AIM> Will you give the material below again, every line exactly as it is?

## START

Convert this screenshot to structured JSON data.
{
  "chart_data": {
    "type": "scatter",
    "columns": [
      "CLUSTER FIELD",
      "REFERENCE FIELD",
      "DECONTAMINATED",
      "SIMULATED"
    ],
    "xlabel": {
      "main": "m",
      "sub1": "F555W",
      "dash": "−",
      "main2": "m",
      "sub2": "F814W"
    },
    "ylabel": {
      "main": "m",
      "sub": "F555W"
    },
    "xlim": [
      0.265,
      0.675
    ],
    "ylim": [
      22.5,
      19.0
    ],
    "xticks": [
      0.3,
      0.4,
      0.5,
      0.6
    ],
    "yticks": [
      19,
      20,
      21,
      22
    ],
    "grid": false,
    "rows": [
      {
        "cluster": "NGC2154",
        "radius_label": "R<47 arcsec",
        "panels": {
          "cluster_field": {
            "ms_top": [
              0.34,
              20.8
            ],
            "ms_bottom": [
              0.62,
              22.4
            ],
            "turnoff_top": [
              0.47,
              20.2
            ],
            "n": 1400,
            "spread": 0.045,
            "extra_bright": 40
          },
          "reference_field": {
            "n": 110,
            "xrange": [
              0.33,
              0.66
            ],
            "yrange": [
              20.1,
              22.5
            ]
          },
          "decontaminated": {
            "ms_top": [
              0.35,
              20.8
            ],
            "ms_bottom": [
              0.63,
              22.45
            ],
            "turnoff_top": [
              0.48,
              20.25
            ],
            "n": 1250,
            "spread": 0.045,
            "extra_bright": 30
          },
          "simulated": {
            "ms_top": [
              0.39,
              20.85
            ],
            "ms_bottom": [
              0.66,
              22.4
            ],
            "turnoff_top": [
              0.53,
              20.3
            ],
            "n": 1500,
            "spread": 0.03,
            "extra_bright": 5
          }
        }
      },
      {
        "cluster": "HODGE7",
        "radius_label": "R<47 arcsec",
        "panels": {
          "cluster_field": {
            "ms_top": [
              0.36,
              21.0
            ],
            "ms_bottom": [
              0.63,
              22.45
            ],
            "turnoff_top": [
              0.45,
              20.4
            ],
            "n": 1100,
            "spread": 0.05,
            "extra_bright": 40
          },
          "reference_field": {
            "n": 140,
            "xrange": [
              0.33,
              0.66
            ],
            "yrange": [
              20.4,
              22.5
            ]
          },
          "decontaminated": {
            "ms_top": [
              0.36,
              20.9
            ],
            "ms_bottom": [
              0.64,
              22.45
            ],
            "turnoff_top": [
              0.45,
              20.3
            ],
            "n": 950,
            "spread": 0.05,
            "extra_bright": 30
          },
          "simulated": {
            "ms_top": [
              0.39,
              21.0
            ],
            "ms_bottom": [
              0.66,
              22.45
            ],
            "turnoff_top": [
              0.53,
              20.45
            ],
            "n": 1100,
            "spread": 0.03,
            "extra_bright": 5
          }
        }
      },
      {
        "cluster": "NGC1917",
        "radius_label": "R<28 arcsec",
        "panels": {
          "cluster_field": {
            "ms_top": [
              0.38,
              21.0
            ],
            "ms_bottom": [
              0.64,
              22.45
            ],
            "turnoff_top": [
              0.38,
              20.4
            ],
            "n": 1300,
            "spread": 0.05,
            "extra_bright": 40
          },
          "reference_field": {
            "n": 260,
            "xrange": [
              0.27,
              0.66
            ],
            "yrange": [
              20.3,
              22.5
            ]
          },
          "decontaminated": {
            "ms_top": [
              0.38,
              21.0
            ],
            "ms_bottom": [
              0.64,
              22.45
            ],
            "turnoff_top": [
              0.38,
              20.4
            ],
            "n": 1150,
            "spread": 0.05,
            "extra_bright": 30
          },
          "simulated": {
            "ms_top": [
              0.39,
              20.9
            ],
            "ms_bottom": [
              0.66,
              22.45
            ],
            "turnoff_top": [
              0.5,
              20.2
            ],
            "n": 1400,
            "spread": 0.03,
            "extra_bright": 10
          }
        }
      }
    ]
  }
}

## END

RESPONSE>
Convert this screenshot to structured JSON data.
{
  "chart_data": {
    "type": "scatter",
    "columns": [
      "CLUSTER FIELD",
      "REFERENCE FIELD",
      "DECONTAMINATED",
      "SIMULATED"
    ],
    "xlabel": {
      "main": "m",
      "sub1": "F555W",
      "dash": "−",
      "main2": "m",
      "sub2": "F814W"
    },
    "ylabel": {
      "main": "m",
      "sub": "F555W"
    },
    "xlim": [
      0.265,
      0.675
    ],
    "ylim": [
      22.5,
      19.0
    ],
    "xticks": [
      0.3,
      0.4,
      0.5,
      0.6
    ],
    "yticks": [
      19,
      20,
      21,
      22
    ],
    "grid": false,
    "rows": [
      {
        "cluster": "NGC2154",
        "radius_label": "R<47 arcsec",
        "panels": {
          "cluster_field": {
            "ms_top": [
              0.34,
              20.8
            ],
            "ms_bottom": [
              0.62,
              22.4
            ],
            "turnoff_top": [
              0.47,
              20.2
            ],
            "n": 1400,
            "spread": 0.045,
            "extra_bright": 40
          },
          "reference_field": {
            "n": 110,
            "xrange": [
              0.33,
              0.66
            ],
            "yrange": [
              20.1,
              22.5
            ]
          },
          "decontaminated": {
            "ms_top": [
              0.35,
              20.8
            ],
            "ms_bottom": [
              0.63,
              22.45
            ],
            "turnoff_top": [
              0.48,
              20.25
            ],
            "n": 1250,
            "spread": 0.045,
            "extra_bright": 30
          },
          "simulated": {
            "ms_top": [
              0.39,
              20.85
            ],
            "ms_bottom": [
              0.66,
              22.4
            ],
            "turnoff_top": [
              0.53,
              20.3
            ],
            "n": 1500,
            "spread": 0.03,
            "extra_bright": 5
          }
        }
      },
      {
        "cluster": "HODGE7",
        "radius_label": "R<47 arcsec",
        "panels": {
          "cluster_field": {
            "ms_top": [
              0.36,
              21.0
            ],
            "ms_bottom": [
              0.63,
              22.45
            ],
            "turnoff_top": [
              0.45,
              20.4
            ],
            "n": 1100,
            "spread": 0.05,
            "extra_bright": 40
          },
          "reference_field": {
            "n": 140,
            "xrange": [
              0.33,
              0.66
            ],
            "yrange": [
              20.4,
              22.5
            ]
          },
          "decontaminated": {
            "ms_top": [
              0.36,
              20.9
            ],
            "ms_bottom": [
              0.64,
              22.45
            ],
            "turnoff_top": [
              0.45,
              20.3
            ],
            "n": 950,
            "spread": 0.05,
            "extra_bright": 30
          },
          "simulated": {
            "ms_top": [
              0.39,
              21.0
            ],
            "ms_bottom": [
              0.66,
              22.45
            ],
            "turnoff_top": [
              0.53,
              20.45
            ],
            "n": 1100,
            "spread": 0.03,
            "extra_bright": 5
          }
        }
      },
      {
        "cluster": "NGC1917",
        "radius_label": "R<28 arcsec",
        "panels": {
          "cluster_field": {
            "ms_top": [
              0.38,
              21.0
            ],
            "ms_bottom": [
              0.64,
              22.45
            ],
            "turnoff_top": [
              0.38,
              20.4
            ],
            "n": 1300,
            "spread": 0.05,
            "extra_bright": 40
          },
          "reference_field": {
            "n": 260,
            "xrange": [
              0.27,
              0.66
            ],
            "yrange": [
              20.3,
              22.5
            ]
          },
          "decontaminated": {
            "ms_top": [
              0.38,
              21.0
            ],
            "ms_bottom": [
              0.64,
              22.45
            ],
            "turnoff_top": [
              0.38,
              20.4
            ],
            "n": 1150,
            "spread": 0.05,
            "extra_bright": 30
          },
          "simulated": {
            "ms_top": [
              0.39,
              20.9
            ],
            "ms_bottom": [
              0.66,
              22.45
            ],
            "turnoff_top": [
              0.5,
              20.2
            ],
            "n": 1400,
            "spread": 0.03,
            "extra_bright": 10
          }
        }
      }
    ]
  }
}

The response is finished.